▶ SET EXERCISE: Below are the entries; state how many of their lines contain the string "this", and nothing more.
++++++
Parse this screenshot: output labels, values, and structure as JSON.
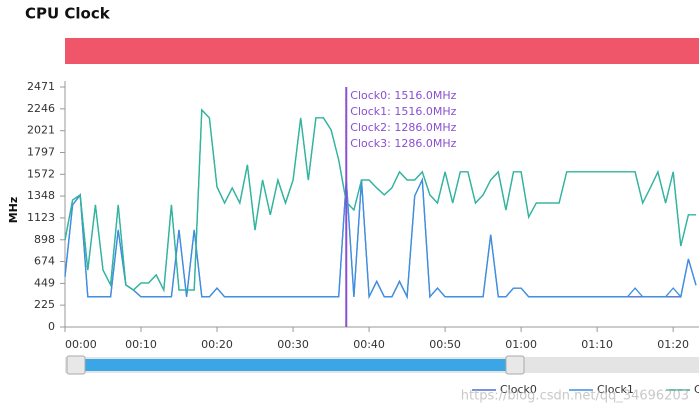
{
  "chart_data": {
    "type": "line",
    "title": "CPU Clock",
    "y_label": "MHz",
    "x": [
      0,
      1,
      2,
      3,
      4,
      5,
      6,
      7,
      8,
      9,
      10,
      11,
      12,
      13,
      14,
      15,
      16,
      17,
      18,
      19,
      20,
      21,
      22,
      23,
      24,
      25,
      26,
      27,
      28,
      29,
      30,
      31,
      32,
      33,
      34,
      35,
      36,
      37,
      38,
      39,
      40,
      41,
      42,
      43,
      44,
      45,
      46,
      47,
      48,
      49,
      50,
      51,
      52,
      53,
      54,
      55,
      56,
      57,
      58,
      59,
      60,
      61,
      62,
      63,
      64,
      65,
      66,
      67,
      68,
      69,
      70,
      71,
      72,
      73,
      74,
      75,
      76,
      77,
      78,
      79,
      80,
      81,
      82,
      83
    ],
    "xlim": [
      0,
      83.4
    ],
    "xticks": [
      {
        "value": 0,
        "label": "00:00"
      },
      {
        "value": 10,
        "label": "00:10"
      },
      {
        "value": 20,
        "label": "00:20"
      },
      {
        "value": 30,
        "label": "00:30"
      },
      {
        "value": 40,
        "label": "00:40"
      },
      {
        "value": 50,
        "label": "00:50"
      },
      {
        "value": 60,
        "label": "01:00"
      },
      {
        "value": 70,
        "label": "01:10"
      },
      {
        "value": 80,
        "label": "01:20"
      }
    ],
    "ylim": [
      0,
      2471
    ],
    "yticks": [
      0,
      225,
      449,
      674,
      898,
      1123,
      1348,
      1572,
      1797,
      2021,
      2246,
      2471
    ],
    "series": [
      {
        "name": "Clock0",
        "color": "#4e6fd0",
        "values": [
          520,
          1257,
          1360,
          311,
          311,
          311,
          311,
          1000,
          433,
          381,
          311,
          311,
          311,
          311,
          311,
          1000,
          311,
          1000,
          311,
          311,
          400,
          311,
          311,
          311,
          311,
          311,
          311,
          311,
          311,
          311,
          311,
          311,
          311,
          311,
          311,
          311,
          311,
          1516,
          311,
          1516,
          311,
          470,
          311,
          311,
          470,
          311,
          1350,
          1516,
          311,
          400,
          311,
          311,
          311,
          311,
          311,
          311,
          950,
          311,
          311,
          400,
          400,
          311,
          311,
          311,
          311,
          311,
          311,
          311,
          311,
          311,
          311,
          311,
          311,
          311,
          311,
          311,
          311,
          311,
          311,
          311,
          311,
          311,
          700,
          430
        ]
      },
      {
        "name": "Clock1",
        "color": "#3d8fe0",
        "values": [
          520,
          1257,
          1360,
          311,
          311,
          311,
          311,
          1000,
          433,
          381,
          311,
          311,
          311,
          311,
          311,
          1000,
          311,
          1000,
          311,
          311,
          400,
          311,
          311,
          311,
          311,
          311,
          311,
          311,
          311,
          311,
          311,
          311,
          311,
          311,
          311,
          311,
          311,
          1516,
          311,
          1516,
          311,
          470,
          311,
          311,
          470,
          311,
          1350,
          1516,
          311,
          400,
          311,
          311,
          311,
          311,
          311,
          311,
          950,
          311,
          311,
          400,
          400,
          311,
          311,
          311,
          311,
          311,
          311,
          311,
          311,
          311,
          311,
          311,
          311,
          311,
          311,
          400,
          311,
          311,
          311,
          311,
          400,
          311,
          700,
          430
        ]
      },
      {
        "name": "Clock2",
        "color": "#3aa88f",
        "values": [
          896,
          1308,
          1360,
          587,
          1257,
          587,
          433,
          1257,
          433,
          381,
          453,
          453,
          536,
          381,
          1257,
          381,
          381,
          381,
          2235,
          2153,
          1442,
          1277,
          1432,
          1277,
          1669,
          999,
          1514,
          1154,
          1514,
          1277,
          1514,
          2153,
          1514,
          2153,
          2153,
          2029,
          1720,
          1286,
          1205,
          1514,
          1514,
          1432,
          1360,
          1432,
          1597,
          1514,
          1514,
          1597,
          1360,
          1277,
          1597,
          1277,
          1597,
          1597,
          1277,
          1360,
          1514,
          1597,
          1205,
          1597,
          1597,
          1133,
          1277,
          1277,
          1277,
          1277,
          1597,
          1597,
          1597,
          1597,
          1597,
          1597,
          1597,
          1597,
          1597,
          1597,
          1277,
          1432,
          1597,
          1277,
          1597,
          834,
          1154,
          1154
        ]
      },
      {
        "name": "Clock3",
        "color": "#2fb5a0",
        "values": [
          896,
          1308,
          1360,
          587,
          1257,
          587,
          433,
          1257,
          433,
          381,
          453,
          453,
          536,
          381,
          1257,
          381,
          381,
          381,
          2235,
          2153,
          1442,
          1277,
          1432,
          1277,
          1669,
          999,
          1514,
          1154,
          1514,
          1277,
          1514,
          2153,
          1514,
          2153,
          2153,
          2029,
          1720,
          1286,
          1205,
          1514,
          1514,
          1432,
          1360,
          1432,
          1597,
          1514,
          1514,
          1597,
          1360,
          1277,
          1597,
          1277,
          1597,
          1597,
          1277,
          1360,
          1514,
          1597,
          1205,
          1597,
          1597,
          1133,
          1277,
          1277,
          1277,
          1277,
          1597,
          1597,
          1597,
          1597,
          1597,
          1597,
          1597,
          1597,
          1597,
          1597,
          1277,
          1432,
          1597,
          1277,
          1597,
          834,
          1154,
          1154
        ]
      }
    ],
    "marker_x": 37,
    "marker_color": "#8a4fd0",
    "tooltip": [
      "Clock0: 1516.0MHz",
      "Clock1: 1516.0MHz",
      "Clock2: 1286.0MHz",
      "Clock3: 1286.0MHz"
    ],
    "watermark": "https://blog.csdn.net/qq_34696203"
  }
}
++++++
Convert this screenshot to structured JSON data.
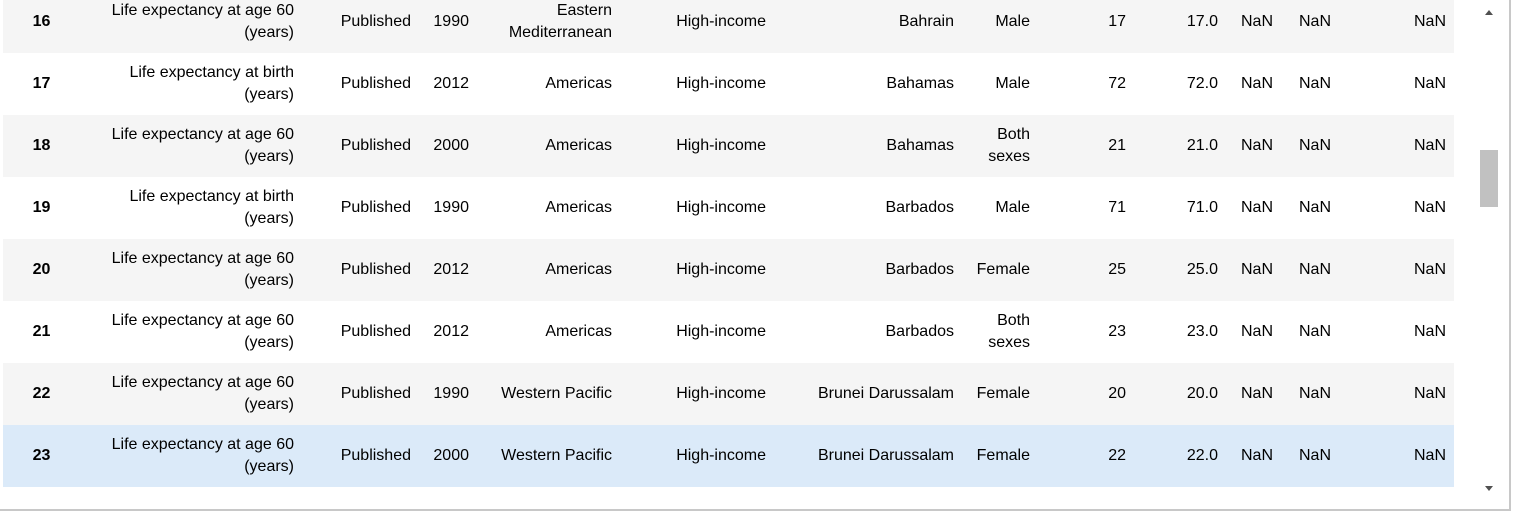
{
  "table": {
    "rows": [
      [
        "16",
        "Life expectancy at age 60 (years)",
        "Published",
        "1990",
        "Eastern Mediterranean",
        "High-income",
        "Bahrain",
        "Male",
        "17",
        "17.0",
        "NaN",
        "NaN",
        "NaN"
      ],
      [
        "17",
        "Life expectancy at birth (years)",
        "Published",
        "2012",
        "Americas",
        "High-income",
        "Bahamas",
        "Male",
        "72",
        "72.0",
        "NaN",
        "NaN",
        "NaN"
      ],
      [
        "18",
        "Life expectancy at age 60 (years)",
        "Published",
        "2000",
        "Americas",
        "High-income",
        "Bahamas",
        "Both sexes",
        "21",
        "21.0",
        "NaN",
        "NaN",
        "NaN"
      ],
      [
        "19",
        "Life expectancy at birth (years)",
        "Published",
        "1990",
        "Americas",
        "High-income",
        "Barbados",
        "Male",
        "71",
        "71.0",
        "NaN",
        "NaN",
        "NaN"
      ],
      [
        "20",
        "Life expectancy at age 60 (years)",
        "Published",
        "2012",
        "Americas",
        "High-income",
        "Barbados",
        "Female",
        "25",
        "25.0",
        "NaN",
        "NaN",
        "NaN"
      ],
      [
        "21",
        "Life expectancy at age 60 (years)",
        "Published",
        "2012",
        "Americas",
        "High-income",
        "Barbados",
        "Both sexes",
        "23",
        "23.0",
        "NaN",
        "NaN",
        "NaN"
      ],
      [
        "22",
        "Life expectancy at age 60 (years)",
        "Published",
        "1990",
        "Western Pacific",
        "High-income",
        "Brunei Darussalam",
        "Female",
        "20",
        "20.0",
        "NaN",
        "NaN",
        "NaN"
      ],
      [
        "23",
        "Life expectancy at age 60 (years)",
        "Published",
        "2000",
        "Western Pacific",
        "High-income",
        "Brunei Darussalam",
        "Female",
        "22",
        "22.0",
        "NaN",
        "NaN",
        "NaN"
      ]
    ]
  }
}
++++++
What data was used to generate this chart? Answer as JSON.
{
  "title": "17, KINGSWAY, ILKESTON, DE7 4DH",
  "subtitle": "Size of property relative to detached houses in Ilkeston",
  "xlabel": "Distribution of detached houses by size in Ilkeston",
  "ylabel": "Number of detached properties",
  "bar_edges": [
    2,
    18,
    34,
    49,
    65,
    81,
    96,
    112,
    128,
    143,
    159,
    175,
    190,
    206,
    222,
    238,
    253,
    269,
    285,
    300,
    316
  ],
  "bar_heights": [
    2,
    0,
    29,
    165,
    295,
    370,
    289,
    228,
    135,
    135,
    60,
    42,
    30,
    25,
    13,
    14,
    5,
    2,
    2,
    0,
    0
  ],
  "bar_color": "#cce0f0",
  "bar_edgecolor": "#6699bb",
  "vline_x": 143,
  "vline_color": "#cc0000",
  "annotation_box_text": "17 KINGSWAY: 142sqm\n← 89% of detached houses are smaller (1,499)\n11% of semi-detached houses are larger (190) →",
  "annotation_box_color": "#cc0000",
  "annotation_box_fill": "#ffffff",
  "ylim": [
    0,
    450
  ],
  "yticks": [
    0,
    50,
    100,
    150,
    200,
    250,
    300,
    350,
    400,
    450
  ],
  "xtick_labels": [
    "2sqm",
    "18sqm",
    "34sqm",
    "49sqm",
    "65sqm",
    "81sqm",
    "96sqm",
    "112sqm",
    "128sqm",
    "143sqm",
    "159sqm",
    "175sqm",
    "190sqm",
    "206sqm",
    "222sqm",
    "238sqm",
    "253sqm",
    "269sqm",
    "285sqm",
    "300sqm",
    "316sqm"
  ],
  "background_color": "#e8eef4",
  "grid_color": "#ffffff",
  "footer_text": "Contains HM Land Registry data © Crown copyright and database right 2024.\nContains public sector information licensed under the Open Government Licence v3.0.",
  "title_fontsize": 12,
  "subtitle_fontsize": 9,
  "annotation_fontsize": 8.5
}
++++++
▶ COMPLETED TASK: 3